[Problem to work on] Report each line of the data that includes the word "document".

[Records shown]
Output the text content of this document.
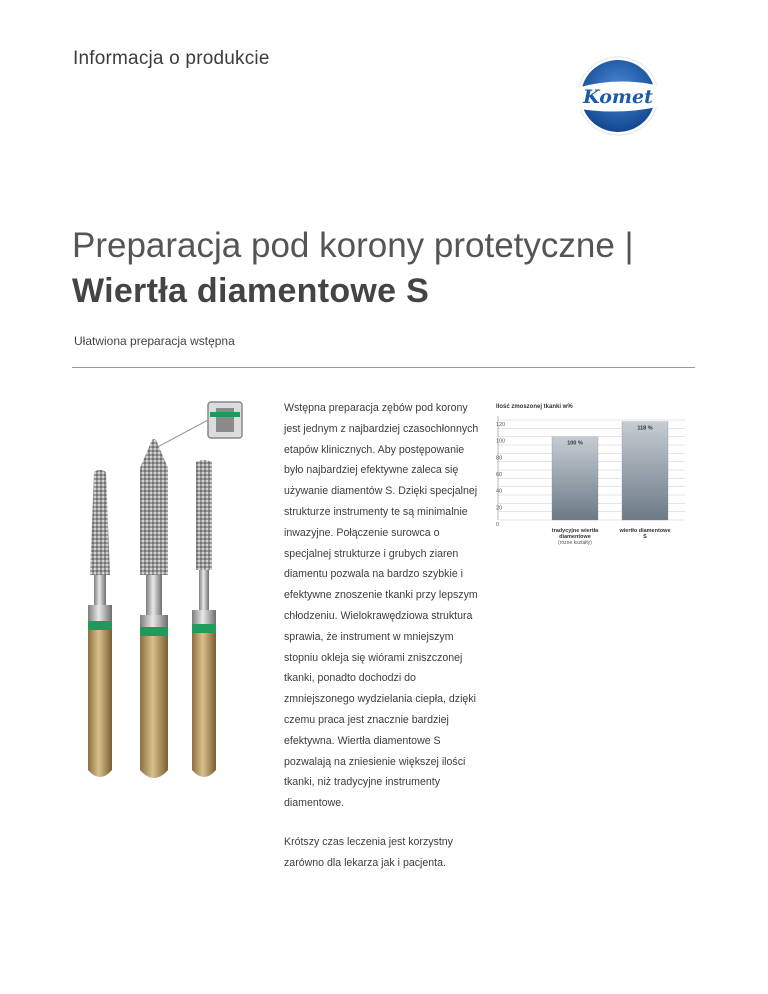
Informacja o produkcie
Komet
Preparacja pod korony protetyczne |
Wiertła diamentowe S
Ułatwiona preparacja wstępna

Wstępna preparacja zębów pod korony jest jednym z najbardziej czasochłonnych etapów klinicznych. Aby postępowanie było najbardziej efektywne zaleca się używanie diamentów S. Dzięki specjalnej strukturze instrumenty te są minimalnie inwazyjne. Połączenie surowca o specjalnej strukturze i grubych ziaren diamentu pozwala na bardzo szybkie i efektywne znoszenie tkanki przy lepszym chłodzeniu. Wielokrawędziowa struktura sprawia, że instrument w mniejszym stopniu okleja się wiórami zniszczonej tkanki, ponadto dochodzi do zmniejszonego wydzielania ciepła, dzięki czemu praca jest znacznie bardziej efektywna. Wiertła diamentowe S pozwalają na zniesienie większej ilości tkanki, niż tradycyjne instrumenty diamentowe.

Krótszy czas leczenia jest korzystny zarówno dla lekarza jak i pacjenta.

Ilość zmoszonej tkanki w%
0
20
40
60
80
100
120
100 %
tradycyjne wiertła
diamentowe
(różne kształty)
118 %
wiertło diamentowe
S
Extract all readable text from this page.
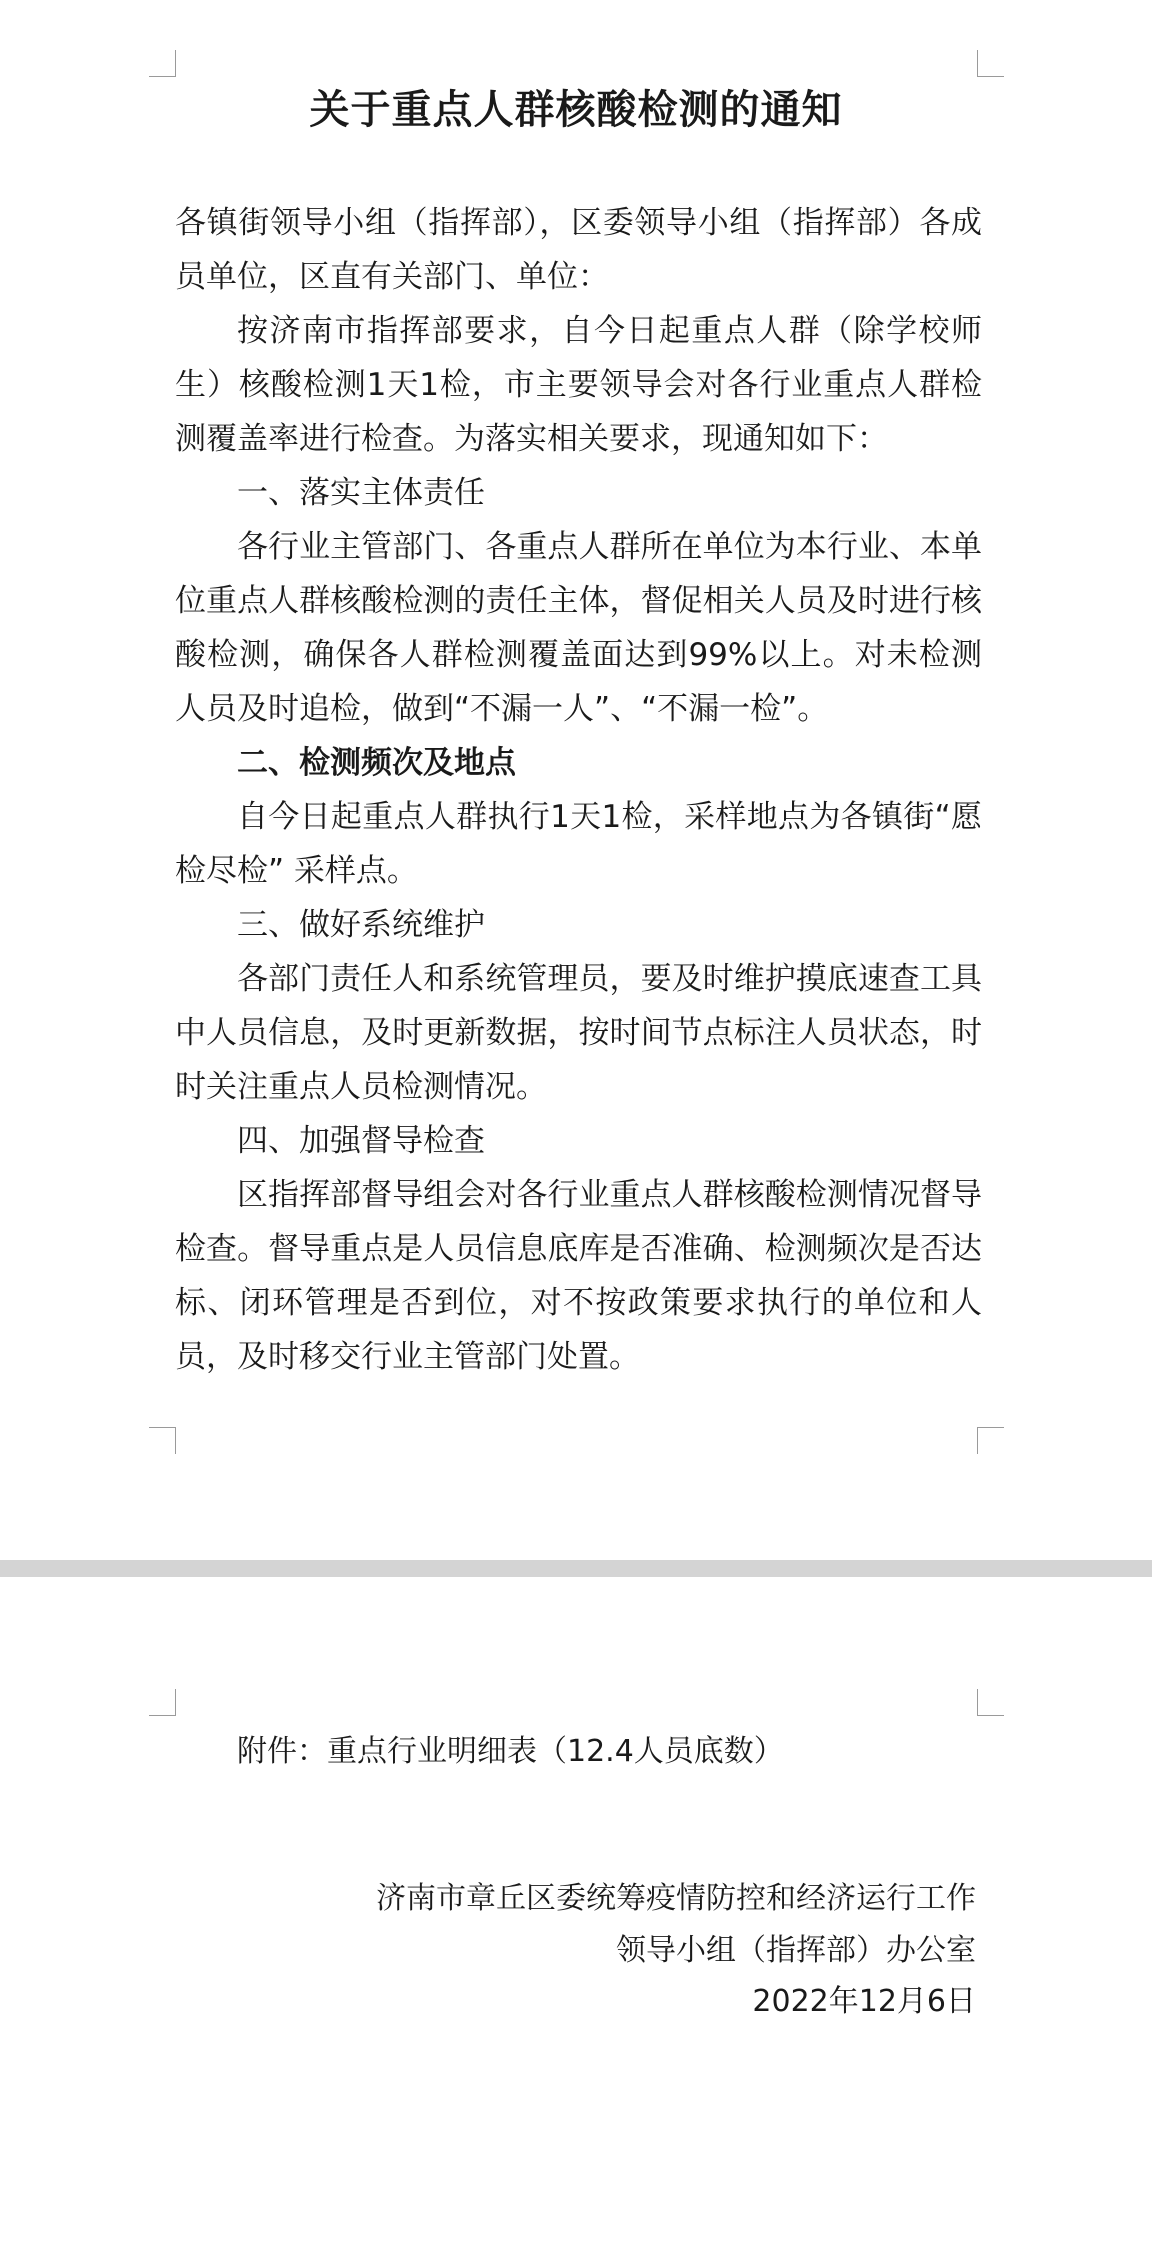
关于重点人群核酸检测的通知

各镇街领导小组（指挥部），区委领导小组（指挥部）各成员单位，区直有关部门、单位：

按济南市指挥部要求，自今日起重点人群（除学校师生）核酸检测1天1检，市主要领导会对各行业重点人群检测覆盖率进行检查。为落实相关要求，现通知如下：

一、落实主体责任

各行业主管部门、各重点人群所在单位为本行业、本单位重点人群核酸检测的责任主体，督促相关人员及时进行核酸检测，确保各人群检测覆盖面达到99%以上。对未检测人员及时追检，做到“不漏一人”、“不漏一检”。

二、检测频次及地点

自今日起重点人群执行1天1检，采样地点为各镇街“愿检尽检” 采样点。

三、做好系统维护

各部门责任人和系统管理员，要及时维护摸底速查工具中人员信息，及时更新数据，按时间节点标注人员状态，时时关注重点人员检测情况。

四、加强督导检查

区指挥部督导组会对各行业重点人群核酸检测情况督导检查。督导重点是人员信息底库是否准确、检测频次是否达标、闭环管理是否到位，对不按政策要求执行的单位和人员，及时移交行业主管部门处置。

附件：重点行业明细表（12.4人员底数）

济南市章丘区委统筹疫情防控和经济运行工作

领导小组（指挥部）办公室

2022年12月6日
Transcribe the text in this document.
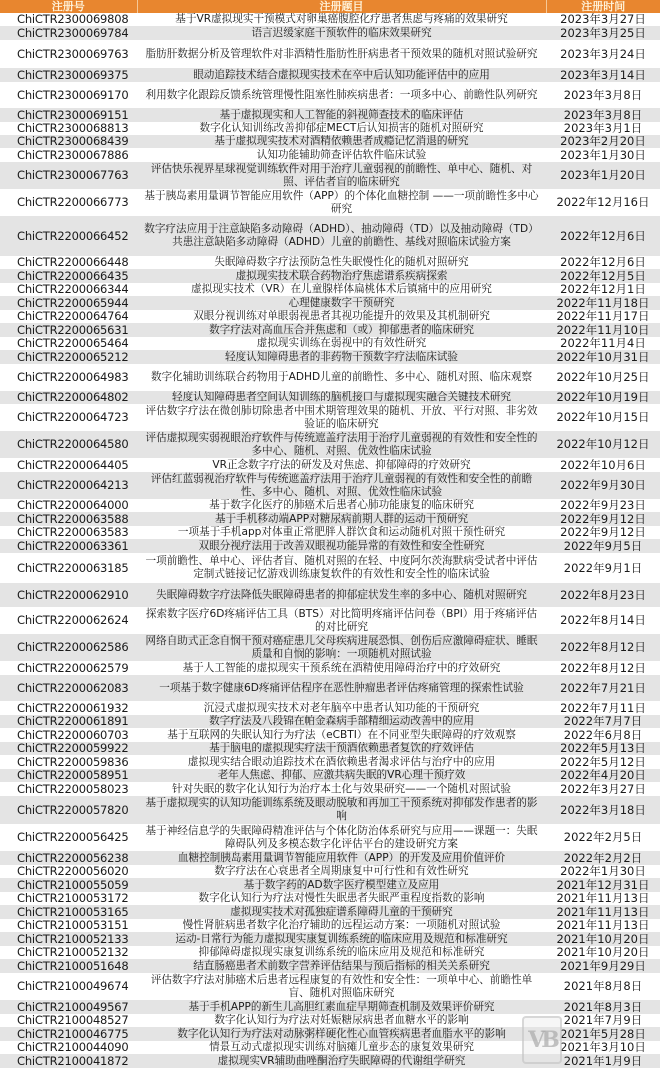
注册号	注册题目	注册时间
ChiCTR2300069808	基于VR虚拟现实干预模式对卵巢癌腹腔化疗患者焦虑与疼痛的效果研究	2023年3月27日
ChiCTR2300069784	语言迟缓家庭干预软件的临床效果研究	2023年3月25日
ChiCTR2300069763	脂肪肝数据分析及管理软件对非酒精性脂肪性肝病患者干预效果的随机对照试验研究	2023年3月24日
ChiCTR2300069375	眼动追踪技术结合虚拟现实技术在卒中后认知功能评估中的应用	2023年3月14日
ChiCTR2300069170	利用数字化跟踪反馈系统管理慢性阻塞性肺疾病患者：一项多中心、前瞻性队列研究	2023年3月8日
ChiCTR2300069151	基于虚拟现实和人工智能的斜视筛查技术的临床评估	2023年3月8日
ChiCTR2300068813	数字化认知训练改善抑郁症MECT后认知损害的随机对照研究	2023年3月1日
ChiCTR2300068439	基于虚拟现实技术对酒精依赖患者成瘾记忆消退的研究	2023年2月20日
ChiCTR2300067886	认知功能辅助筛查评估软件临床试验	2023年1月30日
ChiCTR2300067763	评估快乐视界星球视觉训练软件对用于治疗儿童弱视的前瞻性、单中心、随机、对照、评估者盲的临床研究	2023年1月20日
ChiCTR2200066773	基于胰岛素用量调节智能应用软件（APP）的个体化血糖控制 ——一项前瞻性多中心研究	2022年12月16日
ChiCTR2200066452	数字疗法应用于注意缺陷多动障碍（ADHD）、抽动障碍（TD）以及抽动障碍（TD）共患注意缺陷多动障碍（ADHD）儿童的前瞻性、基线对照临床试验方案	2022年12月6日
ChiCTR2200066448	失眠障碍数字疗法预防急性失眠慢性化的随机对照研究	2022年12月6日
ChiCTR2200066435	虚拟现实技术联合药物治疗焦虑谱系疾病探索	2022年12月5日
ChiCTR2200066344	虚拟现实技术（VR）在儿童腺样体扁桃体术后镇痛中的应用研究	2022年12月1日
ChiCTR2200065944	心理健康数字干预研究	2022年11月18日
ChiCTR2200064764	双眼分视训练对单眼弱视患者其视功能提升的效果及其机制研究	2022年11月17日
ChiCTR2200065631	数字疗法对高血压合并焦虑和（或）抑郁患者的临床研究	2022年11月10日
ChiCTR2200065464	虚拟现实训练在弱视中的有效性研究	2022年11月4日
ChiCTR2200065212	轻度认知障碍患者的非药物干预数字疗法临床试验	2022年10月31日
ChiCTR2200064983	数字化辅助训练联合药物用于ADHD儿童的前瞻性、多中心、随机对照、临床观察	2022年10月25日
ChiCTR2200064802	轻度认知障碍患者空间认知训练的脑机接口与虚拟现实融合关键技术研究	2022年10月19日
ChiCTR2200064723	评估数字疗法在微创肺切除患者中围术期管理效果的随机、开放、平行对照、非劣效验证的临床研究	2022年10月15日
ChiCTR2200064580	评估虚拟现实弱视眼治疗软件与传统遮盖疗法用于治疗儿童弱视的有效性和安全性的多中心、随机、对照、优效性临床试验	2022年10月12日
ChiCTR2200064405	VR正念数字疗法的研发及对焦虑、抑郁障碍的疗效研究	2022年10月6日
ChiCTR2200064213	评估红蓝弱视治疗软件与传统遮盖疗法用于治疗儿童弱视的有效性和安全性的前瞻性、多中心、随机、对照、优效性临床试验	2022年9月30日
ChiCTR2200064000	基于数字化医疗的肺癌术后患者心肺功能康复的临床研究	2022年9月23日
ChiCTR2200063588	基于手机移动端APP对糖尿病前期人群的运动干预研究	2022年9月12日
ChiCTR2200063583	一项基于手机app对体重正常肥胖人群饮食和运动随机对照干预性研究	2022年9月12日
ChiCTR2200063361	双眼分视疗法用于改善双眼视功能异常的有效性和安全性研究	2022年9月5日
ChiCTR2200063185	一项前瞻性、单中心、评估者盲、随机对照的在轻、中度阿尔茨海默病受试者中评估定制式链接记忆游戏训练康复软件的有效性和安全性的临床试验	2022年9月1日
ChiCTR2200062910	失眠障碍数字疗法降低失眠障碍患者的抑郁症状发生率的多中心、随机对照研究	2022年8月23日
ChiCTR2200062624	探索数字医疗6D疼痛评估工具（BTS）对比简明疼痛评估问卷（BPI）用于疼痛评估的对比研究	2022年8月14日
ChiCTR2200062586	网络自助式正念自悯干预对癌症患儿父母疾病进展恐惧、创伤后应激障碍症状、睡眠质量和自悯的影响：一项随机对照试验	2022年8月12日
ChiCTR2200062579	基于人工智能的虚拟现实干预系统在酒精使用障碍治疗中的疗效研究	2022年8月12日
ChiCTR2200062083	一项基于数字健康6D疼痛评估程序在恶性肿瘤患者评估疼痛管理的探索性试验	2022年7月21日
ChiCTR2200061932	沉浸式虚拟现实技术对老年脑卒中患者认知功能的干预研究	2022年7月11日
ChiCTR2200061891	数字疗法及八段锦在帕金森病手部精细运动改善中的应用	2022年7月7日
ChiCTR2200060703	基于互联网的失眠认知行为疗法（eCBTI）在不同亚型失眠障碍的疗效观察	2022年6月8日
ChiCTR2200059922	基于脑电的虚拟现实疗法干预酒依赖患者复饮的疗效评估	2022年5月13日
ChiCTR2200059836	虚拟现实结合眼动追踪技术在酒依赖患者渴求评估与治疗中的应用	2022年5月12日
ChiCTR2200058951	老年人焦虑、抑郁、应激共病失眠的VR心理干预疗效	2022年4月20日
ChiCTR2200058023	针对失眠的数字化认知行为治疗本土化与效果研究——一个随机对照试验	2022年3月27日
ChiCTR2200057820	基于虚拟现实的认知功能训练系统及眼动脱敏和再加工干预系统对抑郁发作患者的影响	2022年3月18日
ChiCTR2200056425	基于神经信息学的失眠障碍精准评估与个体化防治体系研究与应用——课题一：失眠障碍队列及多模态数字化评估平台的建设研究方案	2022年2月5日
ChiCTR2200056238	血糖控制胰岛素用量调节智能应用软件（APP）的开发及应用价值评价	2022年2月2日
ChiCTR2200056020	数字疗法在心衰患者全周期康复中可行性和有效性研究	2022年1月30日
ChiCTR2100055059	基于数字药的AD数字医疗模型建立及应用	2021年12月31日
ChiCTR2100053172	数字化认知行为疗法对慢性失眠患者失眠严重程度指数的影响	2021年11月13日
ChiCTR2100053165	虚拟现实技术对孤独症谱系障碍儿童的干预研究	2021年11月13日
ChiCTR2100053151	慢性肾脏病患者数字化治疗辅助的远程运动方案：一项随机对照试验	2021年11月13日
ChiCTR2100052133	运动-日常行为能力虚拟现实康复训练系统的临床应用及规范和标准研究	2021年10月20日
ChiCTR2100052132	抑郁障碍虚拟现实康复训练系统的临床应用及规范和标准研究	2021年10月20日
ChiCTR2100051648	结直肠癌患者术前数字营养评估结果与预后指标的相关关系研究	2021年9月29日
ChiCTR2100049674	评估数字疗法对肺癌术后患者远程康复的有效性和安全性：一项单中心、前瞻性单盲、随机对照临床研究	2021年8月8日
ChiCTR2100049567	基于手机APP的新生儿高胆红素血症早期筛查机制及效果评价研究	2021年8月3日
ChiCTR2100048527	数字化认知行为疗法对妊娠糖尿病患者血糖水平的影响	2021年7月9日
ChiCTR2100046775	数字化认知行为疗法对动脉粥样硬化性心血管疾病患者血脂水平的影响	2021年5月28日
ChiCTR2100044090	情景互动式虚拟现实训练对脑瘫儿童步态的康复效果研究	2021年3月10日
ChiCTR2100041872	虚拟现实VR辅助曲唑酮治疗失眠障碍的代谢组学研究	2021年1月9日
VB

[Answer to this exercise]
Output the text content of this document.
Transcribe the text in this document.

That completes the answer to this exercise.